◆ **Short exercise 1**
In the entries below, copy every line from the one containing "board-cell [110, 317, 129, 336]" through the one containing "board-cell [226, 132, 245, 151]", including both of those lines, exactly as they appear.
Document text start
On the bidding war for businesses in Kansas City
"Kansas City, it's right on the border of Kansas and Missouri, and what's been happening is that Kansas will offer to companies who are in Missouri to come over and they'll give them tax credits. [Kansas has] a very big ... tax credit called the PEAK Program, and Missouri will match it. ... I interviewed both governors, Gov. [Sam] Brownback from Kansas and Gov. [Jay] Nixon, and I actually asked them why they did this. There are local business leaders in Kansas City who have called on those two governors to agree to a truce, to agree to not give incentives to companies who are just moving across the border, and I asked both Gov. Brownback and Gov. Nixon, 'If the other one would agree, would you agree to stop this?' And neither would."
On the impact of incentives on Texas schools and public services
"Texas schools have had their budgets dramatically cut in the last couple years. They lost $5.4 billion in the last legislative cycle. By the time they lost that money, Texas was already spending the 11th least amount per student in the country. So, they're already at the bottom of the heap on what they spend per student and they cut it further. ....
Document text end
Exercise inputs start
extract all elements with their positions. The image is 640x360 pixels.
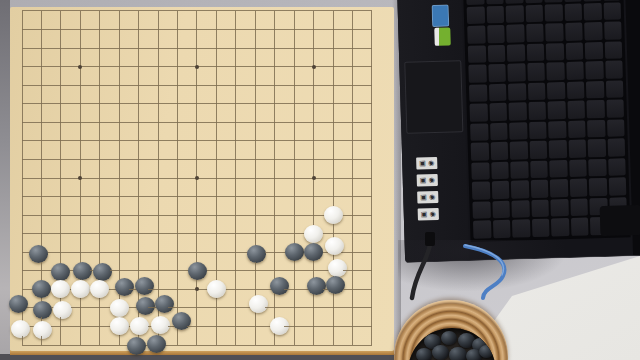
board-cell [110, 317, 129, 336]
keyboard-key [528, 102, 546, 120]
board-cell [187, 224, 206, 243]
board-cell [32, 206, 51, 225]
board-cell [362, 39, 381, 58]
keyboard-key [531, 200, 549, 218]
board-cell [304, 206, 323, 225]
board-cell [343, 76, 362, 95]
board-cell [148, 206, 167, 225]
board-cell [226, 243, 245, 262]
white-stone [304, 225, 323, 243]
board-cell [226, 132, 245, 151]
board-cell [246, 262, 265, 281]
board-cell [323, 132, 342, 151]
board-cell [71, 76, 90, 95]
board-cell [51, 243, 70, 262]
board-cell [343, 2, 362, 21]
black-stone [9, 295, 28, 313]
board-cell [187, 113, 206, 132]
board-cell [90, 299, 109, 318]
board-cell [148, 76, 167, 95]
board-cell [226, 39, 245, 58]
board-cell [168, 113, 187, 132]
board-cell [90, 187, 109, 206]
board-cell [12, 76, 31, 95]
keyboard-key [526, 43, 544, 61]
board-cell [187, 243, 206, 262]
board-cell [129, 299, 148, 318]
star-point [195, 176, 199, 180]
board-cell [148, 336, 167, 355]
board-cell [362, 169, 381, 188]
board-cell [304, 2, 323, 21]
keyboard-key [466, 0, 484, 4]
keyboard-key [492, 201, 510, 219]
keyboard-key [585, 42, 603, 60]
indicator-icons-sticker: ▣ ◉ [418, 208, 439, 221]
keyboard-key [505, 0, 523, 3]
keyboard-key [586, 100, 604, 118]
board-cell [284, 243, 303, 262]
board-cell [304, 243, 323, 262]
board-cell [323, 336, 342, 355]
board-cell [362, 206, 381, 225]
board-cell [362, 57, 381, 76]
white-stone [51, 280, 70, 298]
board-cell [168, 336, 187, 355]
board-cell [148, 243, 167, 262]
board-cell [207, 20, 226, 39]
indicator-icons-sticker: ▣ ◉ [417, 191, 438, 204]
keyboard-key [549, 160, 567, 178]
board-cell [51, 169, 70, 188]
board-cell [323, 169, 342, 188]
board-cell [168, 224, 187, 243]
board-cell [110, 206, 129, 225]
board-cell [51, 95, 70, 114]
keyboard-key [605, 60, 623, 78]
board-cell [343, 262, 362, 281]
keyboard-key [471, 162, 489, 180]
black-stone [51, 263, 70, 281]
board-cell [323, 76, 342, 95]
board-cell [246, 20, 265, 39]
board-cell [362, 262, 381, 281]
board-cell [129, 150, 148, 169]
board-cell [71, 206, 90, 225]
board-cell [265, 150, 284, 169]
board-cell [343, 132, 362, 151]
board-cell [51, 150, 70, 169]
board-cell [323, 2, 342, 21]
board-cell [226, 57, 245, 76]
keyboard-key [564, 3, 582, 21]
keyboard-key [526, 24, 544, 42]
board-cell [12, 150, 31, 169]
board-cell [168, 317, 187, 336]
board-cell [110, 113, 129, 132]
keyboard-key [569, 159, 587, 177]
keyboard-key [473, 221, 491, 239]
board-cell [207, 317, 226, 336]
board-cell [90, 243, 109, 262]
board-cell [304, 39, 323, 58]
touchpad [404, 60, 463, 134]
keyboard-key [589, 178, 607, 196]
board-cell [32, 2, 51, 21]
board-cell [168, 132, 187, 151]
board-cell [32, 57, 51, 76]
board-cell [71, 20, 90, 39]
keyboard-key [488, 64, 506, 82]
board-cell [304, 187, 323, 206]
board-cell [265, 317, 284, 336]
keyboard-key [530, 180, 548, 198]
keyboard-key [468, 45, 486, 63]
board-cell [226, 150, 245, 169]
board-cell [148, 132, 167, 151]
board-cell [362, 280, 381, 299]
board-cell [362, 95, 381, 114]
board-cell [207, 113, 226, 132]
board-cell [304, 150, 323, 169]
keyboard-key [603, 2, 621, 20]
board-cell [71, 169, 90, 188]
keyboard-key [569, 179, 587, 197]
board-cell [129, 39, 148, 58]
board-cell [187, 317, 206, 336]
board-cell [343, 317, 362, 336]
bowl-black-stone [416, 348, 432, 360]
indicator-icons-sticker: ▣ ◉ [416, 157, 437, 170]
board-cell [12, 206, 31, 225]
keyboard-key [486, 0, 504, 4]
board-cell [71, 39, 90, 58]
board-cell [226, 76, 245, 95]
keyboard-key [510, 161, 528, 179]
keyboard-key [545, 23, 563, 41]
laptop: ▣ ◉▣ ◉▣ ◉▣ ◉ [397, 0, 640, 263]
keyboard-key [546, 43, 564, 61]
keyboard-key [550, 199, 568, 217]
board-cell [362, 76, 381, 95]
intel-sticker [432, 4, 450, 26]
board-cell [32, 187, 51, 206]
board-cell [187, 39, 206, 58]
board-cell [168, 2, 187, 21]
board-cell [71, 95, 90, 114]
board-cell [265, 113, 284, 132]
board-cell [284, 169, 303, 188]
board-cell [265, 243, 284, 262]
keyboard-key [585, 61, 603, 79]
hinge-corner [600, 205, 640, 236]
keyboard-key [490, 142, 508, 160]
board-cell [284, 132, 303, 151]
star-point [78, 65, 82, 69]
board-cell [187, 169, 206, 188]
board-cell [71, 57, 90, 76]
keyboard-key [489, 103, 507, 121]
board-cell [265, 224, 284, 243]
board-cell [323, 299, 342, 318]
board-cell [323, 113, 342, 132]
board-cell [148, 317, 167, 336]
board-cell [168, 187, 187, 206]
board-cell [110, 224, 129, 243]
board-cell [110, 187, 129, 206]
board-cell [12, 39, 31, 58]
keyboard-key [605, 80, 623, 98]
keyboard-key [531, 219, 549, 237]
keyboard-key [566, 62, 584, 80]
black-stone [32, 280, 51, 298]
board-cell [304, 317, 323, 336]
keyboard-key [468, 65, 486, 83]
board-cell [304, 20, 323, 39]
board-cell [110, 262, 129, 281]
board-cell [90, 2, 109, 21]
board-cell [246, 336, 265, 355]
board-cell [207, 132, 226, 151]
board-cell [168, 169, 187, 188]
board-cell [148, 169, 167, 188]
board-cell [110, 243, 129, 262]
board-cell [265, 76, 284, 95]
board-cell [207, 299, 226, 318]
keyboard-key [548, 121, 566, 139]
keyboard-key [529, 141, 547, 159]
keyboard-key [470, 123, 488, 141]
board-cell [110, 336, 129, 355]
board-cell [129, 206, 148, 225]
board-cell [343, 57, 362, 76]
board-cell [187, 76, 206, 95]
keyboard-key [511, 181, 529, 199]
board-cell [187, 57, 206, 76]
board-cell [129, 132, 148, 151]
board-cell [323, 206, 342, 225]
board-cell [284, 150, 303, 169]
keyboard-key [547, 82, 565, 100]
board-cell [284, 39, 303, 58]
keyboard-key [551, 218, 569, 236]
stone-bowl [394, 300, 508, 360]
keyboard-key [604, 21, 622, 39]
black-stone [285, 243, 304, 261]
board-cell [246, 206, 265, 225]
board-cell [207, 187, 226, 206]
keyboard-key [586, 81, 604, 99]
board-cell [148, 150, 167, 169]
board-cell [343, 280, 362, 299]
laptop-shadow [398, 240, 568, 292]
keyboard-key [509, 102, 527, 120]
board-cell [265, 95, 284, 114]
board-cell [71, 150, 90, 169]
board-cell [362, 150, 381, 169]
board-cell [148, 39, 167, 58]
board-cell [110, 169, 129, 188]
board-cell [323, 57, 342, 76]
board-cell [148, 57, 167, 76]
board-cell [304, 224, 323, 243]
board-cell [284, 76, 303, 95]
board-cell [284, 113, 303, 132]
board-cell [148, 299, 167, 318]
board-cell [148, 113, 167, 132]
keyboard-key [510, 142, 528, 160]
board-cell [323, 95, 342, 114]
board-cell [110, 95, 129, 114]
scene-go-board-photo: ▣ ◉▣ ◉▣ ◉▣ ◉ [0, 0, 640, 360]
keyboard-key [567, 101, 585, 119]
board-cell [90, 39, 109, 58]
keyboard-key [509, 122, 527, 140]
black-stone [147, 335, 166, 353]
board-cell [168, 76, 187, 95]
board-cell [129, 57, 148, 76]
star-point [312, 65, 316, 69]
board-cell [12, 113, 31, 132]
keyboard-key [607, 139, 625, 157]
board-cell [90, 317, 109, 336]
board-cell [12, 224, 31, 243]
board-cell [343, 299, 362, 318]
board-cell [168, 20, 187, 39]
board-cell [207, 2, 226, 21]
board-cell [207, 280, 226, 299]
board-cell [362, 224, 381, 243]
board-cell [90, 113, 109, 132]
board-cell [12, 336, 31, 355]
keyboard-key [608, 178, 626, 196]
board-grid [12, 2, 381, 355]
board-cell [246, 169, 265, 188]
board-cell [71, 299, 90, 318]
board-cell [207, 95, 226, 114]
go-board [10, 7, 394, 351]
board-cell [12, 95, 31, 114]
keyboard-key [606, 100, 624, 118]
board-cell [110, 76, 129, 95]
board-cell [226, 169, 245, 188]
board-cell [362, 113, 381, 132]
board-cell [284, 57, 303, 76]
board-cell [32, 20, 51, 39]
board-cell [284, 280, 303, 299]
keyboard-key [511, 200, 529, 218]
board-cell [187, 2, 206, 21]
black-stone [127, 337, 146, 355]
board-cell [51, 113, 70, 132]
board-cell [12, 187, 31, 206]
board-cell [110, 150, 129, 169]
board-cell [12, 299, 31, 318]
keyboard-key [566, 81, 584, 99]
board-cell [246, 187, 265, 206]
board-cell [129, 169, 148, 188]
keyboard-key [568, 140, 586, 158]
board-cell [323, 39, 342, 58]
board-cell [32, 262, 51, 281]
board-cell [129, 2, 148, 21]
board-cell [129, 317, 148, 336]
board-cell [129, 280, 148, 299]
board-cell [187, 206, 206, 225]
board-cell [129, 20, 148, 39]
board-cell [362, 2, 381, 21]
keyboard-key [604, 41, 622, 59]
board-cell [304, 336, 323, 355]
board-cell [32, 280, 51, 299]
board-cell [51, 336, 70, 355]
board-cell [12, 132, 31, 151]
board-cell [246, 132, 265, 151]
board-cell [71, 224, 90, 243]
board-cell [32, 113, 51, 132]
board-cell [129, 113, 148, 132]
board-cell [32, 243, 51, 262]
keyboard-key [507, 44, 525, 62]
board-cell [51, 317, 70, 336]
board-cell [362, 243, 381, 262]
white-stone [151, 316, 170, 334]
board-cell [71, 187, 90, 206]
board-cell [246, 113, 265, 132]
board-cell [207, 169, 226, 188]
board-cell [110, 2, 129, 21]
board-cell [187, 95, 206, 114]
board-cell [246, 317, 265, 336]
board-cell [32, 169, 51, 188]
board-cell [343, 150, 362, 169]
board-cell [226, 187, 245, 206]
board-cell [226, 280, 245, 299]
black-stone [304, 243, 323, 261]
board-cell [110, 20, 129, 39]
board-cell [168, 262, 187, 281]
keyboard-key [486, 5, 504, 23]
board-cell [148, 224, 167, 243]
board-cell [32, 150, 51, 169]
board-cell [265, 39, 284, 58]
board-cell [304, 57, 323, 76]
board-cell [362, 317, 381, 336]
keyboard-key [472, 201, 490, 219]
bowl-black-stone [441, 331, 457, 345]
board-cell [362, 20, 381, 39]
board-cell [304, 113, 323, 132]
board-cell [343, 39, 362, 58]
board-cell [284, 20, 303, 39]
board-cell [148, 262, 167, 281]
board-cell [246, 224, 265, 243]
keyboard-key [470, 104, 488, 122]
board-cell [265, 169, 284, 188]
keyboard-key [588, 139, 606, 157]
board-cell [187, 187, 206, 206]
board-cell [187, 262, 206, 281]
board-cell [207, 150, 226, 169]
keyboard-key [491, 181, 509, 199]
board-cell [32, 224, 51, 243]
board-cell [187, 132, 206, 151]
board-cell [12, 57, 31, 76]
board-cell [304, 76, 323, 95]
keyboard-key [506, 5, 524, 23]
board-cell [148, 20, 167, 39]
keyboard-key [545, 4, 563, 22]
Exercise inputs end
◆ **Short exercise 2**
Extend the text on business incentives beyond its final sentence.

◆ **Final answer 1**
board-cell [110, 317, 129, 336]
keyboard-key [528, 102, 546, 120]
board-cell [187, 224, 206, 243]
board-cell [32, 206, 51, 225]
board-cell [362, 39, 381, 58]
keyboard-key [531, 200, 549, 218]
board-cell [304, 206, 323, 225]
board-cell [343, 76, 362, 95]
board-cell [148, 206, 167, 225]
board-cell [226, 243, 245, 262]
white-stone [304, 225, 323, 243]
board-cell [226, 132, 245, 151]

◆ **Final answer 2**
"It's a little difficult to talk about exact causality, because ... the general fund of a state is like a big bowl of the water. ... You pour a little out on one side, well, which part of the glass, or which part of the bowl, did it come from? It's a little hard to say, but certainly this amount of cash out the door in Texas, and forgone tax revenues but through different incentives they have and tax breaks, is money they don't have at a time they have been cutting the school budgets."
On the beginning of incentives in the film industry
"Canada started recruiting some moviemakers away from New York and L.A., and Louisiana took a look at that and said, 'Oh, wow, Hollywood will go for money?' And Louisiana created a very lucrative program offering a 20 percent rebate on what movie companies spend there, and movies started going to Louisiana. And when other states saw that they said, 'Oh, wow, we should offer that too.' ... And so then what happened was New York and L.A. — where it used to be clear that people would want to shoot movies — they had to create their own programs to convince moviemakers not to move."
On what happened to the places that had agreed to the financial incentives after GM went bankrupt
"A lot of other places, like Moraine, Ohio, and Janesville, Wis., were not as lucky and, in 2009, as part of the bankruptcy, the company left a bunch of properties behind in what became a legacy GM, an old GM, and ... the company actually is a new company and it doesn't have the obligations to those old properties, and those properties are being sold now very slowly. There were local officials in states and cities tied to about 50 of those properties that had given incentives and they were dismayed when they saw [this and thought], 'We gave you this money to help with jobs and now you're leaving.' "

 
Can someone show a study that says if you spend more on schools you'll put out smarter kids ?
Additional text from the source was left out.